FRAGMENTO:
┌────────

Por: Carlos Padilla Esteban
Jesús pasó sanando corazones que buscaban, alegrando vidas que soñaban. Miró hasta lo más hondo y encontró la belleza. Tocaba a los enfermos con sus manos heridas. Los sanaba con su mirada. La misericordia era la llave que abría la puerta de la esperanza.
Jesús hacía lo que tantas veces nosotros no hacemos. Jesús se detenía y miraba a los hombres. Perdía el tiempo con ellos. Lo sabemos bien. Admiraba al otro y le hacía sentir que lo admiraba. Ese es el camino de la sanación.
Es una fuerza impresionante que nos tira hacia arriba y saca lo mejor de nosotros. De lo contrario, al pensar que no confían en nosotros, esa fuerza tira de nosotros hacia abajo.
Creer en el otro a pesar de que le conozca, y dejar siempre espacio a lo nuevo, a que me pueda sorprender, es el camino de la misericordia. Es sanador que nos miren así. Es sanador mirar así. Jesús pasó así junto a los hombres, sanando, mirando, enalteciendo.

└────────

MATERIAL PROPORCIONADO:
┌────────

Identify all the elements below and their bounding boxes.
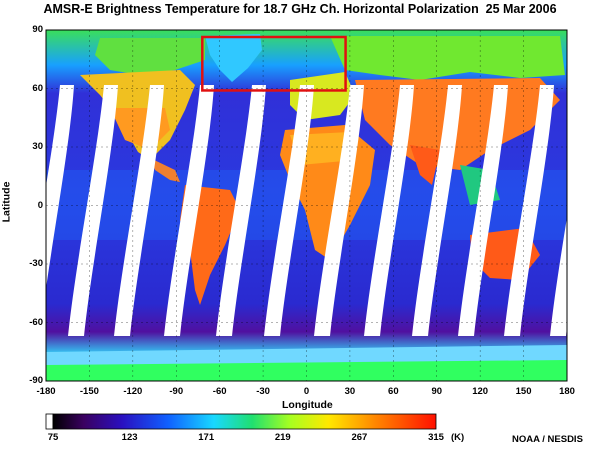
- colorbar-tick-label: 219: [274, 432, 291, 443]
- plot-frame: [45, 29, 568, 382]
- swath-gap: [164, 85, 214, 336]
- india: [410, 145, 440, 185]
- colorbar: [52, 413, 437, 430]
- swath-gap: [68, 85, 118, 336]
- colorbar-tick-label: 267: [351, 432, 368, 443]
- swath-gap: [550, 217, 567, 336]
- x-tick-label: 30: [344, 386, 356, 397]
- swath-gaps: [46, 85, 567, 336]
- y-tick-label: 90: [32, 24, 43, 35]
- x-tick-label: 120: [472, 386, 489, 397]
- y-axis-label: Latitude: [0, 181, 13, 223]
- y-tick-label: 60: [32, 82, 43, 94]
- y-tick-label: -60: [29, 316, 43, 328]
- swath-gap: [458, 85, 508, 336]
- x-tick-label: -120: [123, 386, 143, 397]
- arctic-canada: [95, 38, 205, 75]
- x-tick-label: -90: [169, 386, 184, 397]
- x-tick-label: -60: [212, 386, 227, 397]
- swath-gap: [114, 85, 164, 336]
- colorbar-tick-label: 123: [121, 432, 138, 443]
- x-tick-label: 0: [303, 386, 310, 397]
- swath-gap: [504, 85, 554, 336]
- x-tick-label: 90: [431, 386, 443, 397]
- x-tick-label: 150: [515, 386, 532, 397]
- colorbar-tick-label: 171: [198, 432, 215, 443]
- highlight-box: [201, 35, 347, 92]
- swath-gap: [364, 85, 414, 336]
- y-tick-label: 0: [37, 199, 43, 211]
- map-title: AMSR-E Brightness Temperature for 18.7 G…: [43, 2, 557, 16]
- x-tick-label: 180: [559, 386, 575, 397]
- central-america: [150, 158, 180, 182]
- x-tick-label: -150: [79, 386, 99, 397]
- y-tick-label: -90: [29, 375, 43, 386]
- swath-gap: [314, 85, 364, 336]
- x-tick-label: -30: [256, 386, 270, 397]
- swath-gap: [264, 85, 314, 336]
- y-tick-label: -30: [29, 258, 43, 269]
- colorbar-tick-label: 315: [428, 432, 444, 443]
- graticule: [46, 30, 567, 381]
- credit-label: NOAA / NESDIS: [512, 434, 583, 445]
- swath-gap: [216, 85, 266, 336]
- swath-gap: [412, 85, 462, 336]
- siberia: [330, 36, 565, 80]
- colorbar-unit-label: (K): [451, 432, 465, 443]
- colorbar-white-cap: [45, 413, 54, 430]
- y-tick-label: 30: [32, 141, 43, 152]
- swath-gap: [46, 85, 74, 289]
- colorbar-tick-label: 75: [47, 432, 59, 443]
- x-tick-label: 60: [388, 386, 399, 397]
- greenland: [205, 34, 262, 82]
- x-axis-label: Longitude: [282, 399, 333, 411]
- x-tick-label: -180: [36, 386, 56, 397]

└────────

ENUNCIADO: Prosigue la reflexión sobre la mirada sanadora de Jesús a partir de su última oración.

RESULTADO:
Me gustaría ser como Él. Acercarme al otro y no esperar que la gente venga a mí. Buscar al otro por lo que es, no por lo que me puede aportar a mí.
A veces me protejo tanto. Me alejo de los demás para no herirme. Jesús pasó por la tierra, cada día, acercándose a los hombres.
¡Cuántas veces ante problemas de los otros damos soluciones, cuando lo que necesitan es que estemos a su lado, que los toquemos, que nos pongamos junto a ellos! No quieren que desde lejos les digamos lo que tienen que hacer.
Jesús sale de sí mismo cada día para ir hacia el otro. Tiene el oído atento a cualquiera que le implore por otro. Jesús no pone límites a su amor. No calcula, se entrega.
A veces podemos vivir cumpliendo obligaciones, ateniéndonos a los límites, amando con cuentagotas. Medimos, calculamos, contabilizamos. Y no nos abrimos a la generosidad.
El otro día me hablaba una persona de su madre recientemente fallecida. Y me decía que le impresionaba su generosidad. Que lo daba todo. Que ella siempre se ponía en segundo lugar, la última. Que daba a manos llenas, sin calcular las consecuencias, sin esperar algo a cambio.
Me impresionó la descripción: «Quería sin limites y sin limites se daba a ella y todo lo que tenía». Así me gustaría vivir a mí. Tantas veces no miro el ideal y me conformo con el mínimo.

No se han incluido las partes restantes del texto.